── DATA ENTRIES

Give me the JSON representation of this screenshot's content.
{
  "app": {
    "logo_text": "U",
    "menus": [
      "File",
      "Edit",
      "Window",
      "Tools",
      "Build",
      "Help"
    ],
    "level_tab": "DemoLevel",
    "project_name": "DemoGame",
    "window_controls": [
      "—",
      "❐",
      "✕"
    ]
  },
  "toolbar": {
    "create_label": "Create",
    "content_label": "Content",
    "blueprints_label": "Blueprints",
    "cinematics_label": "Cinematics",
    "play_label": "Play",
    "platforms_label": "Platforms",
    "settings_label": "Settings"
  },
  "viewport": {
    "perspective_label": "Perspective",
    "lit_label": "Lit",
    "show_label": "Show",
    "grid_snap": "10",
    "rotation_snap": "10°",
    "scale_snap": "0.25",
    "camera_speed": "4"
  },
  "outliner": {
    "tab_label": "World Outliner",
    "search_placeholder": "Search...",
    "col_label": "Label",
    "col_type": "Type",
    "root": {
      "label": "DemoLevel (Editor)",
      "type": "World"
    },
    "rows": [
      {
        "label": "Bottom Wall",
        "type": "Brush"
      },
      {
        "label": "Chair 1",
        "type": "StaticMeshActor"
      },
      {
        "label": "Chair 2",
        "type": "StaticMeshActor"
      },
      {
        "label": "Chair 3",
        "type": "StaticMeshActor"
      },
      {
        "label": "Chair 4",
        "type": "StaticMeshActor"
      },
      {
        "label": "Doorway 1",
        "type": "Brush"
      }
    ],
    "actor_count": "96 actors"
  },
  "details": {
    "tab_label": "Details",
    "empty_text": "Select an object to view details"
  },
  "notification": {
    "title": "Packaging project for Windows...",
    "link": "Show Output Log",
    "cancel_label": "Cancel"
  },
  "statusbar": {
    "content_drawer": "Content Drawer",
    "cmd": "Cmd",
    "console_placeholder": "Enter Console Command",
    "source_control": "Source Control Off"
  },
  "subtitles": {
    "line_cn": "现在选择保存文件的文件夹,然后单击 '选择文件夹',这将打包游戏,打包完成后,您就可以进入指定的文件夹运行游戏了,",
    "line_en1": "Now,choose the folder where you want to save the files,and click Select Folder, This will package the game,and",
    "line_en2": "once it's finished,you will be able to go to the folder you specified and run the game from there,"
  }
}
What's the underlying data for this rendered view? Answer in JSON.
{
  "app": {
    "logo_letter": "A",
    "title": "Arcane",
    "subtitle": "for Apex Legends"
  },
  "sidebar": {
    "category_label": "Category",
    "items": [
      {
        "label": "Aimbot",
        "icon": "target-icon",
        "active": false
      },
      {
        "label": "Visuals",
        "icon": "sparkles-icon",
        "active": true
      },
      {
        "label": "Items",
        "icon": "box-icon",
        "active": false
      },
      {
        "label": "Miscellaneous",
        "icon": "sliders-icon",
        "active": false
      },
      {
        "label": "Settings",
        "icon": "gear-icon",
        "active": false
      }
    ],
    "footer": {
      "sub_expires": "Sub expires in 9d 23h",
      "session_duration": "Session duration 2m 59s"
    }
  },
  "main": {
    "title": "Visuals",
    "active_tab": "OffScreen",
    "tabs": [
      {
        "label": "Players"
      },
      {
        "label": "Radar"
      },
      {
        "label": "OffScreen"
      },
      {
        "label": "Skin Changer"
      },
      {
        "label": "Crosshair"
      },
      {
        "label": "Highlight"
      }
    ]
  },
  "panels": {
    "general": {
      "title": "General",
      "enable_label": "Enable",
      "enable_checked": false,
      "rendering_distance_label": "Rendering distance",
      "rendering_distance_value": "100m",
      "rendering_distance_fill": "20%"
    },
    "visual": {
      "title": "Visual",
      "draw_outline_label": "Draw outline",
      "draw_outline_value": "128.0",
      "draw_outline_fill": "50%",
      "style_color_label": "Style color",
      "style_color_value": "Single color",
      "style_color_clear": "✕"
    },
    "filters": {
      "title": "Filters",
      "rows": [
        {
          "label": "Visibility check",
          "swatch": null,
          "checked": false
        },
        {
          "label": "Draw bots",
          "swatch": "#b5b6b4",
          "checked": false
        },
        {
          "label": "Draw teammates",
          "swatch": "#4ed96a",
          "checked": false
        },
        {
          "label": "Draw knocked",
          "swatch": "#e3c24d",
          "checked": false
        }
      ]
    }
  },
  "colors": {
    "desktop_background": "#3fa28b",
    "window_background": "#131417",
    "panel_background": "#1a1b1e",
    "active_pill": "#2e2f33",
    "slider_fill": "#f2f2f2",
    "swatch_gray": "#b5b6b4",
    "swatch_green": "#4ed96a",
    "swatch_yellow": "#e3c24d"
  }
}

────

> **WHAT TO WORK ON**:
Copy each line of the data that contains the word "Chair".

> **EXERCISE SOLUTION**:
        "label": "Chair 1",
        "label": "Chair 2",
        "label": "Chair 3",
        "label": "Chair 4",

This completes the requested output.